Set task> Repeat each line word for word.

Stored records>
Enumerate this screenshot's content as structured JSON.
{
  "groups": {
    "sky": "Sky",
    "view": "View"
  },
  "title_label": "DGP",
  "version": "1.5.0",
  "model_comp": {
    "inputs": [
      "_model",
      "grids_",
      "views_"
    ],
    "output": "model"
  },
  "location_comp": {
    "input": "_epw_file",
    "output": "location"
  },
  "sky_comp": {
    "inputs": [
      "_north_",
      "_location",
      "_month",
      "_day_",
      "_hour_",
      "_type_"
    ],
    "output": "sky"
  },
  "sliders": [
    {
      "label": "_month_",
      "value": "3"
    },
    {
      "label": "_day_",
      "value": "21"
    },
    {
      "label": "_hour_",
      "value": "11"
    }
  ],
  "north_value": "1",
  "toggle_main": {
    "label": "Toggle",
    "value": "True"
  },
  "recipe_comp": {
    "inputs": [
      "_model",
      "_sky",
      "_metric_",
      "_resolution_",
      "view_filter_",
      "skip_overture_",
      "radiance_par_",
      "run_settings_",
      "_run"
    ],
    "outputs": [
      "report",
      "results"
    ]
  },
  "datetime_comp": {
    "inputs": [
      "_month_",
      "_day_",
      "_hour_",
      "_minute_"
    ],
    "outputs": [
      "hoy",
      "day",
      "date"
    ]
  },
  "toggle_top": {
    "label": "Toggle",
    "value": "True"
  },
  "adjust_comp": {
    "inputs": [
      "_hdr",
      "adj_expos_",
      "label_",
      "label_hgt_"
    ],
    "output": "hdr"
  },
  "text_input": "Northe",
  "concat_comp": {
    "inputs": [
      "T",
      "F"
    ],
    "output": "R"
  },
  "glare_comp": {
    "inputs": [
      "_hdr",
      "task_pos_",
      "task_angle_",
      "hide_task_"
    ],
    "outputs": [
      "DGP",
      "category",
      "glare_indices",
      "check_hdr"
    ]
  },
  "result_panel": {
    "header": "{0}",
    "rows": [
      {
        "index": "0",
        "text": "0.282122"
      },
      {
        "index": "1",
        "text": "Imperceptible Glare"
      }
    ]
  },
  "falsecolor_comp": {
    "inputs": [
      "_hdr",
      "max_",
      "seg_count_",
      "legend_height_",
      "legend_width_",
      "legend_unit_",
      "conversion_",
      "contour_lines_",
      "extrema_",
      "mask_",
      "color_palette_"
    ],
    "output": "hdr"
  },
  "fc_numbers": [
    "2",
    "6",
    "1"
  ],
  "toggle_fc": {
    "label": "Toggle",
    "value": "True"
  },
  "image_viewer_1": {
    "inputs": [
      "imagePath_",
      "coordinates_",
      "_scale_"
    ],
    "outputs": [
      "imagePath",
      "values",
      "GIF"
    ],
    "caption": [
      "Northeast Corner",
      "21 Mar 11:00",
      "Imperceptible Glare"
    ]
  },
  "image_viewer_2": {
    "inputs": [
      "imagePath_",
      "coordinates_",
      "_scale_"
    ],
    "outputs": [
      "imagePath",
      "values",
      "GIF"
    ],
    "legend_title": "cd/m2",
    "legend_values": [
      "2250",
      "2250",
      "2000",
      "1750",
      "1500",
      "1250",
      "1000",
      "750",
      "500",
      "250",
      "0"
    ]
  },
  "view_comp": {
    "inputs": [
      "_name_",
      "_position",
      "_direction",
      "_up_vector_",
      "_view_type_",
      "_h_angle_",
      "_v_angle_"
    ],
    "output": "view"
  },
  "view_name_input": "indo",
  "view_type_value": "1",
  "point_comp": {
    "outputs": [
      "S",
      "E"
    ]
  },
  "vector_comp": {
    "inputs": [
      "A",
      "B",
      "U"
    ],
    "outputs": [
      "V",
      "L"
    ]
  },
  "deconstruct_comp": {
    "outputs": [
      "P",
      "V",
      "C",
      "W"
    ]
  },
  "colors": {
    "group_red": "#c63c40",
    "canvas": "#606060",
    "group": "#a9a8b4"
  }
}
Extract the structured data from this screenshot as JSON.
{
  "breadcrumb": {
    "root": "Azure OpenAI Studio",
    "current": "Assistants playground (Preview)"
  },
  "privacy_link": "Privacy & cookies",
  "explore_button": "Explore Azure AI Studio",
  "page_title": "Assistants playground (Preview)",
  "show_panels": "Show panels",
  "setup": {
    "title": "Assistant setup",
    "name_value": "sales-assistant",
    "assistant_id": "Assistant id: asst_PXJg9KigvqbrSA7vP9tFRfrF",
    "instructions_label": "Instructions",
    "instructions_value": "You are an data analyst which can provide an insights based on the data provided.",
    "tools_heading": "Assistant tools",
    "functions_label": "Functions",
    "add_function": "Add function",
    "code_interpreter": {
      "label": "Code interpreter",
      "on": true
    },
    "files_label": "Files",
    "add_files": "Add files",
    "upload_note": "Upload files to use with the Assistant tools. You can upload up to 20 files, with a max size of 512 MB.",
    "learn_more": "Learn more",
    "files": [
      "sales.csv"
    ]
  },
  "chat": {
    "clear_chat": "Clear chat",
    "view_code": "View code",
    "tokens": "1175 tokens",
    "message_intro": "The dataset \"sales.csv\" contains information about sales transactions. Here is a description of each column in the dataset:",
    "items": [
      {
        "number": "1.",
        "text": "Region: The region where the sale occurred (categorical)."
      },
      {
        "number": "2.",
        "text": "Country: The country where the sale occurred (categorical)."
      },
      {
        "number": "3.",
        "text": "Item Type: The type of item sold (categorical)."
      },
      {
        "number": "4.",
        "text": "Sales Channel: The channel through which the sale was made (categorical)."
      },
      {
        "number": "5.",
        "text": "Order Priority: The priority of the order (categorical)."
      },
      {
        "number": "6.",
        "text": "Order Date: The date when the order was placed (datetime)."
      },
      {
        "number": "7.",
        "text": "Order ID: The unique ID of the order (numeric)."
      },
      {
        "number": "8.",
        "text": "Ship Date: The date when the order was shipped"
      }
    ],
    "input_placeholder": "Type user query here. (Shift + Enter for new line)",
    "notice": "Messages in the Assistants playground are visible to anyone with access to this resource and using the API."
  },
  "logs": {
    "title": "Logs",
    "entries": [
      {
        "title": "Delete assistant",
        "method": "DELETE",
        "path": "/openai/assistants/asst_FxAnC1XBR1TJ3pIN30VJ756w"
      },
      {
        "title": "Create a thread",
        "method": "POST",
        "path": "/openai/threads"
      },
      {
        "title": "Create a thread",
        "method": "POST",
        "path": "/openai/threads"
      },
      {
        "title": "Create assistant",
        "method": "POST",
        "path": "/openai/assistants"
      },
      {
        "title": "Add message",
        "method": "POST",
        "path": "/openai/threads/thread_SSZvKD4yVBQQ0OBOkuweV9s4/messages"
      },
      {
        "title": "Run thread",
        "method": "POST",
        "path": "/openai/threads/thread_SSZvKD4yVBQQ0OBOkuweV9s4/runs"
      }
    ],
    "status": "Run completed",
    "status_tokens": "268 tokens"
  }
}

Solution for this problem>
Enumerate this screenshot's content as structured JSON.
{
  "groups": {
    "sky": "Sky",
    "view": "View"
  },
  "title_label": "DGP",
  "version": "1.5.0",
  "model_comp": {
    "inputs": [
      "_model",
      "grids_",
      "views_"
    ],
    "output": "model"
  },
  "location_comp": {
    "input": "_epw_file",
    "output": "location"
  },
  "sky_comp": {
    "inputs": [
      "_north_",
      "_location",
      "_month",
      "_day_",
      "_hour_",
      "_type_"
    ],
    "output": "sky"
  },
  "sliders": [
    {
      "label": "_month_",
      "value": "3"
    },
    {
      "label": "_day_",
      "value": "21"
    },
    {
      "label": "_hour_",
      "value": "11"
    }
  ],
  "north_value": "1",
  "toggle_main": {
    "label": "Toggle",
    "value": "True"
  },
  "recipe_comp": {
    "inputs": [
      "_model",
      "_sky",
      "_metric_",
      "_resolution_",
      "view_filter_",
      "skip_overture_",
      "radiance_par_",
      "run_settings_",
      "_run"
    ],
    "outputs": [
      "report",
      "results"
    ]
  },
  "datetime_comp": {
    "inputs": [
      "_month_",
      "_day_",
      "_hour_",
      "_minute_"
    ],
    "outputs": [
      "hoy",
      "day",
      "date"
    ]
  },
  "toggle_top": {
    "label": "Toggle",
    "value": "True"
  },
  "adjust_comp": {
    "inputs": [
      "_hdr",
      "adj_expos_",
      "label_",
      "label_hgt_"
    ],
    "output": "hdr"
  },
  "text_input": "Northe",
  "concat_comp": {
    "inputs": [
      "T",
      "F"
    ],
    "output": "R"
  },
  "glare_comp": {
    "inputs": [
      "_hdr",
      "task_pos_",
      "task_angle_",
      "hide_task_"
    ],
    "outputs": [
      "DGP",
      "category",
      "glare_indices",
      "check_hdr"
    ]
  },
  "result_panel": {
    "header": "{0}",
    "rows": [
      {
        "index": "0",
        "text": "0.282122"
      },
      {
        "index": "1",
        "text": "Imperceptible Glare"
      }
    ]
  },
  "falsecolor_comp": {
    "inputs": [
      "_hdr",
      "max_",
      "seg_count_",
      "legend_height_",
      "legend_width_",
      "legend_unit_",
      "conversion_",
      "contour_lines_",
      "extrema_",
      "mask_",
      "color_palette_"
    ],
    "output": "hdr"
  },
  "fc_numbers": [
    "2",
    "6",
    "1"
  ],
  "toggle_fc": {
    "label": "Toggle",
    "value": "True"
  },
  "image_viewer_1": {
    "inputs": [
      "imagePath_",
      "coordinates_",
      "_scale_"
    ],
    "outputs": [
      "imagePath",
      "values",
      "GIF"
    ],
    "caption": [
      "Northeast Corner",
      "21 Mar 11:00",
      "Imperceptible Glare"
    ]
  },
  "image_viewer_2": {
    "inputs": [
      "imagePath_",
      "coordinates_",
      "_scale_"
    ],
    "outputs": [
      "imagePath",
      "values",
      "GIF"
    ],
    "legend_title": "cd/m2",
    "legend_values": [
      "2250",
      "2250",
      "2000",
      "1750",
      "1500",
      "1250",
      "1000",
      "750",
      "500",
      "250",
      "0"
    ]
  },
  "view_comp": {
    "inputs": [
      "_name_",
      "_position",
      "_direction",
      "_up_vector_",
      "_view_type_",
      "_h_angle_",
      "_v_angle_"
    ],
    "output": "view"
  },
  "view_name_input": "indo",
  "view_type_value": "1",
  "point_comp": {
    "outputs": [
      "S",
      "E"
    ]
  },
  "vector_comp": {
    "inputs": [
      "A",
      "B",
      "U"
    ],
    "outputs": [
      "V",
      "L"
    ]
  },
  "deconstruct_comp": {
    "outputs": [
      "P",
      "V",
      "C",
      "W"
    ]
  },
  "colors": {
    "group_red": "#c63c40",
    "canvas": "#606060",
    "group": "#a9a8b4"
  }
}
Extract the structured data from this screenshot as JSON.
{
  "breadcrumb": {
    "root": "Azure OpenAI Studio",
    "current": "Assistants playground (Preview)"
  },
  "privacy_link": "Privacy & cookies",
  "explore_button": "Explore Azure AI Studio",
  "page_title": "Assistants playground (Preview)",
  "show_panels": "Show panels",
  "setup": {
    "title": "Assistant setup",
    "name_value": "sales-assistant",
    "assistant_id": "Assistant id: asst_PXJg9KigvqbrSA7vP9tFRfrF",
    "instructions_label": "Instructions",
    "instructions_value": "You are an data analyst which can provide an insights based on the data provided.",
    "tools_heading": "Assistant tools",
    "functions_label": "Functions",
    "add_function": "Add function",
    "code_interpreter": {
      "label": "Code interpreter",
      "on": true
    },
    "files_label": "Files",
    "add_files": "Add files",
    "upload_note": "Upload files to use with the Assistant tools. You can upload up to 20 files, with a max size of 512 MB.",
    "learn_more": "Learn more",
    "files": [
      "sales.csv"
    ]
  },
  "chat": {
    "clear_chat": "Clear chat",
    "view_code": "View code",
    "tokens": "1175 tokens",
    "message_intro": "The dataset \"sales.csv\" contains information about sales transactions. Here is a description of each column in the dataset:",
    "items": [
      {
        "number": "1.",
        "text": "Region: The region where the sale occurred (categorical)."
      },
      {
        "number": "2.",
        "text": "Country: The country where the sale occurred (categorical)."
      },
      {
        "number": "3.",
        "text": "Item Type: The type of item sold (categorical)."
      },
      {
        "number": "4.",
        "text": "Sales Channel: The channel through which the sale was made (categorical)."
      },
      {
        "number": "5.",
        "text": "Order Priority: The priority of the order (categorical)."
      },
      {
        "number": "6.",
        "text": "Order Date: The date when the order was placed (datetime)."
      },
      {
        "number": "7.",
        "text": "Order ID: The unique ID of the order (numeric)."
      },
      {
        "number": "8.",
        "text": "Ship Date: The date when the order was shipped"
      }
    ],
    "input_placeholder": "Type user query here. (Shift + Enter for new line)",
    "notice": "Messages in the Assistants playground are visible to anyone with access to this resource and using the API."
  },
  "logs": {
    "title": "Logs",
    "entries": [
      {
        "title": "Delete assistant",
        "method": "DELETE",
        "path": "/openai/assistants/asst_FxAnC1XBR1TJ3pIN30VJ756w"
      },
      {
        "title": "Create a thread",
        "method": "POST",
        "path": "/openai/threads"
      },
      {
        "title": "Create a thread",
        "method": "POST",
        "path": "/openai/threads"
      },
      {
        "title": "Create assistant",
        "method": "POST",
        "path": "/openai/assistants"
      },
      {
        "title": "Add message",
        "method": "POST",
        "path": "/openai/threads/thread_SSZvKD4yVBQQ0OBOkuweV9s4/messages"
      },
      {
        "title": "Run thread",
        "method": "POST",
        "path": "/openai/threads/thread_SSZvKD4yVBQQ0OBOkuweV9s4/runs"
      }
    ],
    "status": "Run completed",
    "status_tokens": "268 tokens"
  }
}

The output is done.